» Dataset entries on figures
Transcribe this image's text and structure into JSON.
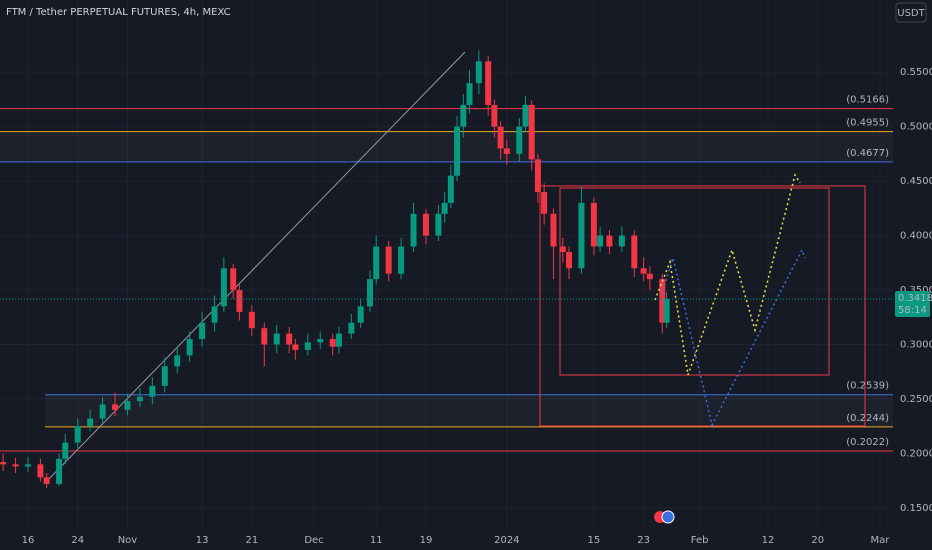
{
  "chart_data": {
    "type": "candlestick",
    "title": "FTM / Tether PERPETUAL FUTURES, 4h, MEXC",
    "currency_button": "USDT",
    "x": [
      -4,
      -2,
      0,
      2,
      3,
      5,
      6,
      8,
      10,
      12,
      14,
      16,
      18,
      20,
      22,
      24,
      26,
      28,
      30,
      31.5,
      33,
      34,
      36,
      38,
      40,
      42,
      43,
      45,
      47,
      49,
      50,
      52,
      53.5,
      55,
      56,
      58,
      60,
      62,
      64,
      66,
      67,
      68,
      69,
      70,
      71,
      72.5,
      74,
      75,
      76,
      77,
      79,
      80,
      81,
      82,
      83,
      84.5,
      86,
      87,
      89,
      91,
      92,
      93.5,
      95.5,
      97.5,
      99,
      100,
      102,
      102.7
    ],
    "open": [
      0.192,
      0.19,
      0.188,
      0.19,
      0.178,
      0.172,
      0.195,
      0.21,
      0.225,
      0.232,
      0.245,
      0.24,
      0.248,
      0.252,
      0.262,
      0.28,
      0.29,
      0.305,
      0.32,
      0.335,
      0.37,
      0.35,
      0.33,
      0.315,
      0.3,
      0.31,
      0.3,
      0.295,
      0.302,
      0.305,
      0.298,
      0.31,
      0.32,
      0.335,
      0.36,
      0.39,
      0.365,
      0.39,
      0.42,
      0.4,
      0.42,
      0.43,
      0.455,
      0.5,
      0.52,
      0.54,
      0.56,
      0.52,
      0.5,
      0.48,
      0.475,
      0.5,
      0.52,
      0.47,
      0.44,
      0.42,
      0.39,
      0.385,
      0.37,
      0.43,
      0.39,
      0.4,
      0.39,
      0.4,
      0.37,
      0.365,
      0.36,
      0.32
    ],
    "high": [
      0.2,
      0.196,
      0.197,
      0.195,
      0.182,
      0.2,
      0.218,
      0.232,
      0.24,
      0.252,
      0.256,
      0.255,
      0.26,
      0.27,
      0.288,
      0.298,
      0.312,
      0.33,
      0.345,
      0.38,
      0.374,
      0.355,
      0.336,
      0.32,
      0.318,
      0.316,
      0.305,
      0.31,
      0.312,
      0.31,
      0.316,
      0.328,
      0.342,
      0.368,
      0.4,
      0.395,
      0.398,
      0.43,
      0.424,
      0.428,
      0.44,
      0.465,
      0.51,
      0.53,
      0.552,
      0.57,
      0.565,
      0.525,
      0.505,
      0.488,
      0.508,
      0.528,
      0.524,
      0.475,
      0.448,
      0.425,
      0.398,
      0.39,
      0.445,
      0.435,
      0.408,
      0.405,
      0.408,
      0.405,
      0.38,
      0.372,
      0.365,
      0.348
    ],
    "low": [
      0.184,
      0.182,
      0.183,
      0.174,
      0.168,
      0.17,
      0.19,
      0.205,
      0.22,
      0.228,
      0.234,
      0.235,
      0.243,
      0.245,
      0.256,
      0.274,
      0.284,
      0.298,
      0.312,
      0.33,
      0.342,
      0.322,
      0.308,
      0.28,
      0.292,
      0.292,
      0.286,
      0.29,
      0.296,
      0.29,
      0.292,
      0.305,
      0.315,
      0.33,
      0.355,
      0.358,
      0.36,
      0.385,
      0.392,
      0.395,
      0.412,
      0.425,
      0.45,
      0.49,
      0.512,
      0.53,
      0.51,
      0.49,
      0.47,
      0.465,
      0.468,
      0.495,
      0.46,
      0.43,
      0.41,
      0.36,
      0.375,
      0.36,
      0.365,
      0.382,
      0.385,
      0.383,
      0.385,
      0.362,
      0.358,
      0.35,
      0.31,
      0.315
    ],
    "close": [
      0.19,
      0.188,
      0.19,
      0.178,
      0.172,
      0.195,
      0.21,
      0.225,
      0.232,
      0.245,
      0.24,
      0.248,
      0.252,
      0.262,
      0.28,
      0.29,
      0.305,
      0.32,
      0.335,
      0.37,
      0.35,
      0.33,
      0.315,
      0.3,
      0.31,
      0.3,
      0.295,
      0.302,
      0.305,
      0.298,
      0.31,
      0.32,
      0.335,
      0.36,
      0.39,
      0.365,
      0.39,
      0.42,
      0.4,
      0.42,
      0.43,
      0.455,
      0.5,
      0.52,
      0.54,
      0.56,
      0.52,
      0.5,
      0.48,
      0.475,
      0.5,
      0.52,
      0.47,
      0.44,
      0.42,
      0.39,
      0.385,
      0.37,
      0.43,
      0.39,
      0.4,
      0.39,
      0.4,
      0.37,
      0.365,
      0.36,
      0.32,
      0.3418
    ],
    "up_color": "#089981",
    "down_color": "#f23645",
    "countdown": "58:14",
    "levels": [
      {
        "value": 0.5166,
        "label": "(0.5166)",
        "color": "#f23645"
      },
      {
        "value": 0.4955,
        "label": "(0.4955)",
        "color": "#f5a623"
      },
      {
        "value": 0.4677,
        "label": "(0.4677)",
        "color": "#3b6fe0"
      },
      {
        "value": 0.2539,
        "label": "(0.2539)",
        "color": "#3b6fe0"
      },
      {
        "value": 0.2244,
        "label": "(0.2244)",
        "color": "#f5a623"
      },
      {
        "value": 0.2022,
        "label": "(0.2022)",
        "color": "#f23645"
      }
    ],
    "xlim": [
      -4.5,
      139.1
    ],
    "xticks": [
      {
        "value": 0,
        "label": "16"
      },
      {
        "value": 8,
        "label": "24"
      },
      {
        "value": 16,
        "label": "Nov"
      },
      {
        "value": 28,
        "label": "13"
      },
      {
        "value": 36,
        "label": "21"
      },
      {
        "value": 46,
        "label": "Dec"
      },
      {
        "value": 56,
        "label": "11"
      },
      {
        "value": 64,
        "label": "19"
      },
      {
        "value": 77,
        "label": "2024"
      },
      {
        "value": 91,
        "label": "15"
      },
      {
        "value": 99,
        "label": "23"
      },
      {
        "value": 108,
        "label": "Feb"
      },
      {
        "value": 119,
        "label": "12"
      },
      {
        "value": 127,
        "label": "20"
      },
      {
        "value": 137,
        "label": "Mar"
      }
    ],
    "ylim": [
      0.1297,
      0.6163
    ],
    "yticks": [
      {
        "value": 0.15,
        "label": "0.1500"
      },
      {
        "value": 0.2,
        "label": "0.2000"
      },
      {
        "value": 0.25,
        "label": "0.2500"
      },
      {
        "value": 0.3,
        "label": "0.3000"
      },
      {
        "value": 0.35,
        "label": "0.3500"
      },
      {
        "value": 0.4,
        "label": "0.4000"
      },
      {
        "value": 0.45,
        "label": "0.4500"
      },
      {
        "value": 0.5,
        "label": "0.5000"
      },
      {
        "value": 0.55,
        "label": "0.5500"
      }
    ],
    "grid": true
  }
}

» SHORT PROBLEM
Set the entries down again exactly. Do not include the images.

» IN RESPONSE
Transcribe this image's text and structure into JSON.
{
  "chart_data": {
    "type": "candlestick",
    "title": "FTM / Tether PERPETUAL FUTURES, 4h, MEXC",
    "currency_button": "USDT",
    "x": [
      -4,
      -2,
      0,
      2,
      3,
      5,
      6,
      8,
      10,
      12,
      14,
      16,
      18,
      20,
      22,
      24,
      26,
      28,
      30,
      31.5,
      33,
      34,
      36,
      38,
      40,
      42,
      43,
      45,
      47,
      49,
      50,
      52,
      53.5,
      55,
      56,
      58,
      60,
      62,
      64,
      66,
      67,
      68,
      69,
      70,
      71,
      72.5,
      74,
      75,
      76,
      77,
      79,
      80,
      81,
      82,
      83,
      84.5,
      86,
      87,
      89,
      91,
      92,
      93.5,
      95.5,
      97.5,
      99,
      100,
      102,
      102.7
    ],
    "open": [
      0.192,
      0.19,
      0.188,
      0.19,
      0.178,
      0.172,
      0.195,
      0.21,
      0.225,
      0.232,
      0.245,
      0.24,
      0.248,
      0.252,
      0.262,
      0.28,
      0.29,
      0.305,
      0.32,
      0.335,
      0.37,
      0.35,
      0.33,
      0.315,
      0.3,
      0.31,
      0.3,
      0.295,
      0.302,
      0.305,
      0.298,
      0.31,
      0.32,
      0.335,
      0.36,
      0.39,
      0.365,
      0.39,
      0.42,
      0.4,
      0.42,
      0.43,
      0.455,
      0.5,
      0.52,
      0.54,
      0.56,
      0.52,
      0.5,
      0.48,
      0.475,
      0.5,
      0.52,
      0.47,
      0.44,
      0.42,
      0.39,
      0.385,
      0.37,
      0.43,
      0.39,
      0.4,
      0.39,
      0.4,
      0.37,
      0.365,
      0.36,
      0.32
    ],
    "high": [
      0.2,
      0.196,
      0.197,
      0.195,
      0.182,
      0.2,
      0.218,
      0.232,
      0.24,
      0.252,
      0.256,
      0.255,
      0.26,
      0.27,
      0.288,
      0.298,
      0.312,
      0.33,
      0.345,
      0.38,
      0.374,
      0.355,
      0.336,
      0.32,
      0.318,
      0.316,
      0.305,
      0.31,
      0.312,
      0.31,
      0.316,
      0.328,
      0.342,
      0.368,
      0.4,
      0.395,
      0.398,
      0.43,
      0.424,
      0.428,
      0.44,
      0.465,
      0.51,
      0.53,
      0.552,
      0.57,
      0.565,
      0.525,
      0.505,
      0.488,
      0.508,
      0.528,
      0.524,
      0.475,
      0.448,
      0.425,
      0.398,
      0.39,
      0.445,
      0.435,
      0.408,
      0.405,
      0.408,
      0.405,
      0.38,
      0.372,
      0.365,
      0.348
    ],
    "low": [
      0.184,
      0.182,
      0.183,
      0.174,
      0.168,
      0.17,
      0.19,
      0.205,
      0.22,
      0.228,
      0.234,
      0.235,
      0.243,
      0.245,
      0.256,
      0.274,
      0.284,
      0.298,
      0.312,
      0.33,
      0.342,
      0.322,
      0.308,
      0.28,
      0.292,
      0.292,
      0.286,
      0.29,
      0.296,
      0.29,
      0.292,
      0.305,
      0.315,
      0.33,
      0.355,
      0.358,
      0.36,
      0.385,
      0.392,
      0.395,
      0.412,
      0.425,
      0.45,
      0.49,
      0.512,
      0.53,
      0.51,
      0.49,
      0.47,
      0.465,
      0.468,
      0.495,
      0.46,
      0.43,
      0.41,
      0.36,
      0.375,
      0.36,
      0.365,
      0.382,
      0.385,
      0.383,
      0.385,
      0.362,
      0.358,
      0.35,
      0.31,
      0.315
    ],
    "close": [
      0.19,
      0.188,
      0.19,
      0.178,
      0.172,
      0.195,
      0.21,
      0.225,
      0.232,
      0.245,
      0.24,
      0.248,
      0.252,
      0.262,
      0.28,
      0.29,
      0.305,
      0.32,
      0.335,
      0.37,
      0.35,
      0.33,
      0.315,
      0.3,
      0.31,
      0.3,
      0.295,
      0.302,
      0.305,
      0.298,
      0.31,
      0.32,
      0.335,
      0.36,
      0.39,
      0.365,
      0.39,
      0.42,
      0.4,
      0.42,
      0.43,
      0.455,
      0.5,
      0.52,
      0.54,
      0.56,
      0.52,
      0.5,
      0.48,
      0.475,
      0.5,
      0.52,
      0.47,
      0.44,
      0.42,
      0.39,
      0.385,
      0.37,
      0.43,
      0.39,
      0.4,
      0.39,
      0.4,
      0.37,
      0.365,
      0.36,
      0.32,
      0.3418
    ],
    "up_color": "#089981",
    "down_color": "#f23645",
    "countdown": "58:14",
    "levels": [
      {
        "value": 0.5166,
        "label": "(0.5166)",
        "color": "#f23645"
      },
      {
        "value": 0.4955,
        "label": "(0.4955)",
        "color": "#f5a623"
      },
      {
        "value": 0.4677,
        "label": "(0.4677)",
        "color": "#3b6fe0"
      },
      {
        "value": 0.2539,
        "label": "(0.2539)",
        "color": "#3b6fe0"
      },
      {
        "value": 0.2244,
        "label": "(0.2244)",
        "color": "#f5a623"
      },
      {
        "value": 0.2022,
        "label": "(0.2022)",
        "color": "#f23645"
      }
    ],
    "xlim": [
      -4.5,
      139.1
    ],
    "xticks": [
      {
        "value": 0,
        "label": "16"
      },
      {
        "value": 8,
        "label": "24"
      },
      {
        "value": 16,
        "label": "Nov"
      },
      {
        "value": 28,
        "label": "13"
      },
      {
        "value": 36,
        "label": "21"
      },
      {
        "value": 46,
        "label": "Dec"
      },
      {
        "value": 56,
        "label": "11"
      },
      {
        "value": 64,
        "label": "19"
      },
      {
        "value": 77,
        "label": "2024"
      },
      {
        "value": 91,
        "label": "15"
      },
      {
        "value": 99,
        "label": "23"
      },
      {
        "value": 108,
        "label": "Feb"
      },
      {
        "value": 119,
        "label": "12"
      },
      {
        "value": 127,
        "label": "20"
      },
      {
        "value": 137,
        "label": "Mar"
      }
    ],
    "ylim": [
      0.1297,
      0.6163
    ],
    "yticks": [
      {
        "value": 0.15,
        "label": "0.1500"
      },
      {
        "value": 0.2,
        "label": "0.2000"
      },
      {
        "value": 0.25,
        "label": "0.2500"
      },
      {
        "value": 0.3,
        "label": "0.3000"
      },
      {
        "value": 0.35,
        "label": "0.3500"
      },
      {
        "value": 0.4,
        "label": "0.4000"
      },
      {
        "value": 0.45,
        "label": "0.4500"
      },
      {
        "value": 0.5,
        "label": "0.5000"
      },
      {
        "value": 0.55,
        "label": "0.5500"
      }
    ],
    "grid": true
  }
}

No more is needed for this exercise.